DESCRIPTION OF THE TASK: Look through the material below. Copy each line that contains the string "употребления".

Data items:
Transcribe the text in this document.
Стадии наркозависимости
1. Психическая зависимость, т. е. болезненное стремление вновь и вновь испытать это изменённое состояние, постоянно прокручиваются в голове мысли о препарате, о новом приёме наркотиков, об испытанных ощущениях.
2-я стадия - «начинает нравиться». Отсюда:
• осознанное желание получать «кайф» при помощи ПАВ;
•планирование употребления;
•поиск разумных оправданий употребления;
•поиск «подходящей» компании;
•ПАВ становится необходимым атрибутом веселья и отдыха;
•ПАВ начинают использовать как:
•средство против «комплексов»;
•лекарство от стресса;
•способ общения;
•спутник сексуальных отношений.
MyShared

THE COMPLETED TASK:
•планирование употребления;
•поиск разумных оправданий употребления;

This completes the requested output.